◆ **Written instruction**
Answer with one number: how many lines have "τύπου".

Stored records
** begin **

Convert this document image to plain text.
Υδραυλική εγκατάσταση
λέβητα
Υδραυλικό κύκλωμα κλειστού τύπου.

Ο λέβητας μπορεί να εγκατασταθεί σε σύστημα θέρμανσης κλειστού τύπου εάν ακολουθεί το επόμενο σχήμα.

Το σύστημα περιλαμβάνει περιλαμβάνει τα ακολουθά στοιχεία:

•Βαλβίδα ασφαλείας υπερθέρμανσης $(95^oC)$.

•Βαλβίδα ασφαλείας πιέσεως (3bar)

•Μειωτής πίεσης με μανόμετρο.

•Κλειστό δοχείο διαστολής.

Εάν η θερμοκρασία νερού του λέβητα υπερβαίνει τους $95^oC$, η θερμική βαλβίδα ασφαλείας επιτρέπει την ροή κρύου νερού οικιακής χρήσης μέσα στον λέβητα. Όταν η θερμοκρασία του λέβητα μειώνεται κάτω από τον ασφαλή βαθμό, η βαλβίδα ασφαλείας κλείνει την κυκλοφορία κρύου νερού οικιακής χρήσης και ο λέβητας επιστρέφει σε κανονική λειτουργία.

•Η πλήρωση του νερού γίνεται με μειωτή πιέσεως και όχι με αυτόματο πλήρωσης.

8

** end **

◆ **Reply to the task**
2